## Data for the task
* * * * * * *
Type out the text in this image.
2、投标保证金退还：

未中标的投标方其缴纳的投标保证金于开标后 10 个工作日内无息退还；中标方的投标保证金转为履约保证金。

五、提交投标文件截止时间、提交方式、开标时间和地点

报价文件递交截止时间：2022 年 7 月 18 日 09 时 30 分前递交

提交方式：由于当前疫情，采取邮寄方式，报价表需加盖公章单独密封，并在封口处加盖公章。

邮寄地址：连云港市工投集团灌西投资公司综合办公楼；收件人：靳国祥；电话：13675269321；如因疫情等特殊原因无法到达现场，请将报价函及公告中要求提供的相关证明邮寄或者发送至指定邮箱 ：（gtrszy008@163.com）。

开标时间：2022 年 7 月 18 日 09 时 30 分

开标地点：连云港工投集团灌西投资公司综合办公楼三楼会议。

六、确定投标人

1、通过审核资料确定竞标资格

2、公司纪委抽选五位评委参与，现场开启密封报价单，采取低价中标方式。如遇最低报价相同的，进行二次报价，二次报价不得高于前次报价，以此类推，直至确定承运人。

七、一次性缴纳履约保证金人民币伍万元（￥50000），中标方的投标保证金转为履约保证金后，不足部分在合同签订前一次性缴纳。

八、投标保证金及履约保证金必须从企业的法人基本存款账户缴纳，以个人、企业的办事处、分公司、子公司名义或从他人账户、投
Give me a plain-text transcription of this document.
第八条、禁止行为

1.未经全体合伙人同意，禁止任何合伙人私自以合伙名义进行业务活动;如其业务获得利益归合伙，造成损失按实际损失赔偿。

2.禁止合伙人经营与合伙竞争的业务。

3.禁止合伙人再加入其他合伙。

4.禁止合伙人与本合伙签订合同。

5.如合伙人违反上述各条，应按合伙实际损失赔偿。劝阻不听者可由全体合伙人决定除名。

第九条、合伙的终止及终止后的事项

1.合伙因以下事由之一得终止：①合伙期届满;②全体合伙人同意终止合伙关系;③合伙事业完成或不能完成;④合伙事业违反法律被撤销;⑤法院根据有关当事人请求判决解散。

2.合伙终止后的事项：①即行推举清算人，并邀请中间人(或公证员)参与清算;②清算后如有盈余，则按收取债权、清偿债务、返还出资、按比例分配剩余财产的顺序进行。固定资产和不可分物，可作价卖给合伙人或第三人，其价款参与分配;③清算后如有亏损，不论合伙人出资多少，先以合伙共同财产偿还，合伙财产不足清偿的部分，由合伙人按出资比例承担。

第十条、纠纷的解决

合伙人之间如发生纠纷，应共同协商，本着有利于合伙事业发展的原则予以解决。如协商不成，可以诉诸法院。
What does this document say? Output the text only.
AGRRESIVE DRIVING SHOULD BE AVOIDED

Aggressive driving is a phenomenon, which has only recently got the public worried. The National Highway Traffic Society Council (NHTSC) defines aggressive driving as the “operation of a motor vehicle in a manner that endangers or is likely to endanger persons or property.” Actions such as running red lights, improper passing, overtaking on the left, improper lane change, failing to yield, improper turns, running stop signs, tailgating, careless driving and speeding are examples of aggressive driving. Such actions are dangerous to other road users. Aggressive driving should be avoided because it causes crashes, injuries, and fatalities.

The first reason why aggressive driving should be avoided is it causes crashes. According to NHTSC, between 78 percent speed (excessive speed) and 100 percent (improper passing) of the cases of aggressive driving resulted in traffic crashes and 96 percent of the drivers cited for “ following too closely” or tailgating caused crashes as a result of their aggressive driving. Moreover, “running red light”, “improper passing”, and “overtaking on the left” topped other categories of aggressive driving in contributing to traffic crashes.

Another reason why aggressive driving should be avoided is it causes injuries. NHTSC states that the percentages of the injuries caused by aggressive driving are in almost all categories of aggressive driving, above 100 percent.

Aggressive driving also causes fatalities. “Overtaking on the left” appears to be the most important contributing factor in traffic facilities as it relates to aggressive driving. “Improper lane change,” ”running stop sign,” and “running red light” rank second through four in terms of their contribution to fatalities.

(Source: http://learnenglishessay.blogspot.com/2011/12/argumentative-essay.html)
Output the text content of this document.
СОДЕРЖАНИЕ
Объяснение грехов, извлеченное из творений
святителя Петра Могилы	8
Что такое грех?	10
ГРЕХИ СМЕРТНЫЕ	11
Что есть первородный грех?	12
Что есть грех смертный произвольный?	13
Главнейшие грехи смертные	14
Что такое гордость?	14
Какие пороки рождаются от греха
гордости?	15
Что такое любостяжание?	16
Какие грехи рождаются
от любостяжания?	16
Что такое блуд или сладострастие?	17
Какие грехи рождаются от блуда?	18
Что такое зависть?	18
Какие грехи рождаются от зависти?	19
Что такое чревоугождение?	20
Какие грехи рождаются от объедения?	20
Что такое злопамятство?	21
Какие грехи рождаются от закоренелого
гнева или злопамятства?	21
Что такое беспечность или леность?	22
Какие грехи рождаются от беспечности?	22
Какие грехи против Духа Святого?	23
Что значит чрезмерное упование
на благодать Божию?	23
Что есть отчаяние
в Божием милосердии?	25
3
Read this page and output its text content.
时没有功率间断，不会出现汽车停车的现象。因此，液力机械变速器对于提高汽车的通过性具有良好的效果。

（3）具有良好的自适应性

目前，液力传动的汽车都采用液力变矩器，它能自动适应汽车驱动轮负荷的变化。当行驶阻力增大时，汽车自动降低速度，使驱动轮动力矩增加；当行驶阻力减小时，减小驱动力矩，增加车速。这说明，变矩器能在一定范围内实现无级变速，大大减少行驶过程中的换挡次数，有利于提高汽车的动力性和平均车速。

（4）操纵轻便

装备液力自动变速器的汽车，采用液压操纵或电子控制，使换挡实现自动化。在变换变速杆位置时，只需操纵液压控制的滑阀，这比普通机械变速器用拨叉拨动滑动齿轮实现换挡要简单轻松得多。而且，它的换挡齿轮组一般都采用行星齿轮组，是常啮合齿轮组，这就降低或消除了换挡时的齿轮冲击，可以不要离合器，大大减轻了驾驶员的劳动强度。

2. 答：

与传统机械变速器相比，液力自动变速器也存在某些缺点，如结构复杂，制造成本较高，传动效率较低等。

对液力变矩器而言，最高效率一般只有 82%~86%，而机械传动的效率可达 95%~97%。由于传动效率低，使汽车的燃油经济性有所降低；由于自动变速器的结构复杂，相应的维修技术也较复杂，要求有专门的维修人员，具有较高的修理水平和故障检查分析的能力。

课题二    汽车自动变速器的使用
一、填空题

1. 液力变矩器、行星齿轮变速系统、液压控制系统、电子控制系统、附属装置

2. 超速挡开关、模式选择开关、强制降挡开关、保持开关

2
* * * * * * *
## Work instructions
Copy down every line of the material above that includes the string "есть".

## Response to the task
Что есть первородный грех?	12
Что есть грех смертный произвольный?	13
Что есть отчаяние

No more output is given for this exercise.